(Task description)
In your copy, reproduce the entries exactly as they are, minus the images.

--- begin Exercise materials ---

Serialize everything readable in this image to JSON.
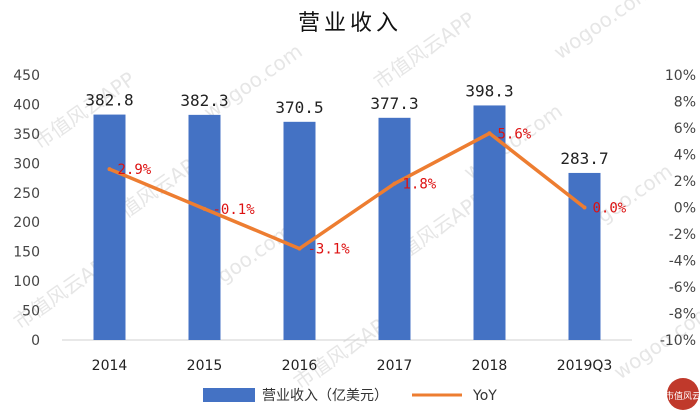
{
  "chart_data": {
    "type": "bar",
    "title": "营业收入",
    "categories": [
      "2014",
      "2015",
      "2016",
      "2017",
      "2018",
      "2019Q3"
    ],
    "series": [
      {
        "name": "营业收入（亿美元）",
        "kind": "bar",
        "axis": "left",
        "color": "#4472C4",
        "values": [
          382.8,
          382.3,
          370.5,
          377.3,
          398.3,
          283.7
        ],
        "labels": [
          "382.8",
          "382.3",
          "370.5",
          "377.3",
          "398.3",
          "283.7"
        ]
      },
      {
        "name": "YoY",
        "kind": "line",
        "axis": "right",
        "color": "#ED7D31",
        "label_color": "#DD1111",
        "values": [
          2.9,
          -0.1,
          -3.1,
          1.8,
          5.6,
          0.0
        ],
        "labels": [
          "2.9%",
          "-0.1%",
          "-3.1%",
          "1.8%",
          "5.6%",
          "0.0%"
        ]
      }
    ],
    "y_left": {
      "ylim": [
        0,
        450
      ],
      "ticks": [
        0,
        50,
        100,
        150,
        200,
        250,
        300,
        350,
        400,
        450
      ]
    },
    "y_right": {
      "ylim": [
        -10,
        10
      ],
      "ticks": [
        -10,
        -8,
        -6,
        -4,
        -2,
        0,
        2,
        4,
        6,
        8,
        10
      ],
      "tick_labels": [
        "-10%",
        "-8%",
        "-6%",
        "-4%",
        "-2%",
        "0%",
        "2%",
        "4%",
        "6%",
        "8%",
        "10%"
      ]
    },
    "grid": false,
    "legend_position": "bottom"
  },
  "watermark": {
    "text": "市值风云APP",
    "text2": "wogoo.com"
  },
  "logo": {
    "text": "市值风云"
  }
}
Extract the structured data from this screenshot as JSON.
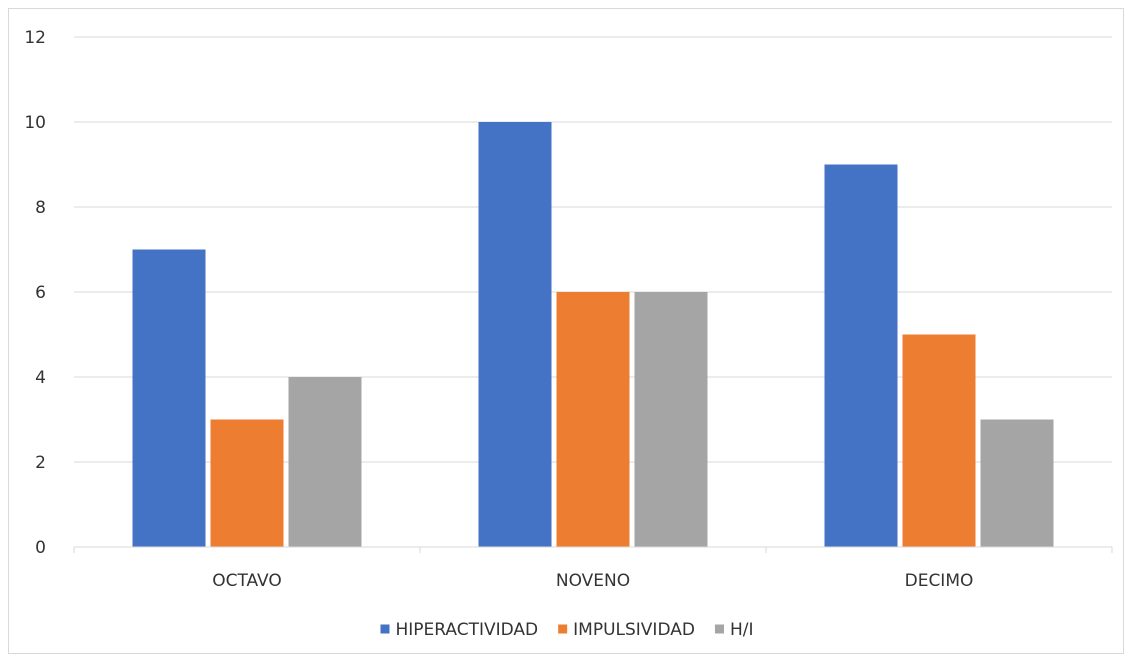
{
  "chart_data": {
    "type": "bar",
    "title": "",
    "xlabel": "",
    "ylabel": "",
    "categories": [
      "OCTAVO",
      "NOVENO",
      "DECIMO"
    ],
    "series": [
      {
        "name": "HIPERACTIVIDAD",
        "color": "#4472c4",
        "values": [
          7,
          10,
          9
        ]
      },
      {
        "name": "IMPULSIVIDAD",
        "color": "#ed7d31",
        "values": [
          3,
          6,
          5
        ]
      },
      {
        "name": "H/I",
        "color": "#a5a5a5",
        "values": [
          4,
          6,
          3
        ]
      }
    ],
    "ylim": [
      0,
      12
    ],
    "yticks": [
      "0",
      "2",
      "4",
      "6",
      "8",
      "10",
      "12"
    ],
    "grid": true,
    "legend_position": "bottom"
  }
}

--- end Exercise materials ---

(Output for this task)
Serialize everything readable in this image to JSON.
{
  "chart_data": {
    "type": "bar",
    "title": "营业收入",
    "categories": [
      "2014",
      "2015",
      "2016",
      "2017",
      "2018",
      "2019Q3"
    ],
    "series": [
      {
        "name": "营业收入（亿美元）",
        "kind": "bar",
        "axis": "left",
        "color": "#4472C4",
        "values": [
          382.8,
          382.3,
          370.5,
          377.3,
          398.3,
          283.7
        ],
        "labels": [
          "382.8",
          "382.3",
          "370.5",
          "377.3",
          "398.3",
          "283.7"
        ]
      },
      {
        "name": "YoY",
        "kind": "line",
        "axis": "right",
        "color": "#ED7D31",
        "label_color": "#DD1111",
        "values": [
          2.9,
          -0.1,
          -3.1,
          1.8,
          5.6,
          0.0
        ],
        "labels": [
          "2.9%",
          "-0.1%",
          "-3.1%",
          "1.8%",
          "5.6%",
          "0.0%"
        ]
      }
    ],
    "y_left": {
      "ylim": [
        0,
        450
      ],
      "ticks": [
        0,
        50,
        100,
        150,
        200,
        250,
        300,
        350,
        400,
        450
      ]
    },
    "y_right": {
      "ylim": [
        -10,
        10
      ],
      "ticks": [
        -10,
        -8,
        -6,
        -4,
        -2,
        0,
        2,
        4,
        6,
        8,
        10
      ],
      "tick_labels": [
        "-10%",
        "-8%",
        "-6%",
        "-4%",
        "-2%",
        "0%",
        "2%",
        "4%",
        "6%",
        "8%",
        "10%"
      ]
    },
    "grid": false,
    "legend_position": "bottom"
  },
  "watermark": {
    "text": "市值风云APP",
    "text2": "wogoo.com"
  },
  "logo": {
    "text": "市值风云"
  }
}
Extract the structured data from this screenshot as JSON.
{
  "chart_data": {
    "type": "bar",
    "title": "",
    "xlabel": "",
    "ylabel": "",
    "categories": [
      "OCTAVO",
      "NOVENO",
      "DECIMO"
    ],
    "series": [
      {
        "name": "HIPERACTIVIDAD",
        "color": "#4472c4",
        "values": [
          7,
          10,
          9
        ]
      },
      {
        "name": "IMPULSIVIDAD",
        "color": "#ed7d31",
        "values": [
          3,
          6,
          5
        ]
      },
      {
        "name": "H/I",
        "color": "#a5a5a5",
        "values": [
          4,
          6,
          3
        ]
      }
    ],
    "ylim": [
      0,
      12
    ],
    "yticks": [
      "0",
      "2",
      "4",
      "6",
      "8",
      "10",
      "12"
    ],
    "grid": true,
    "legend_position": "bottom"
  }
}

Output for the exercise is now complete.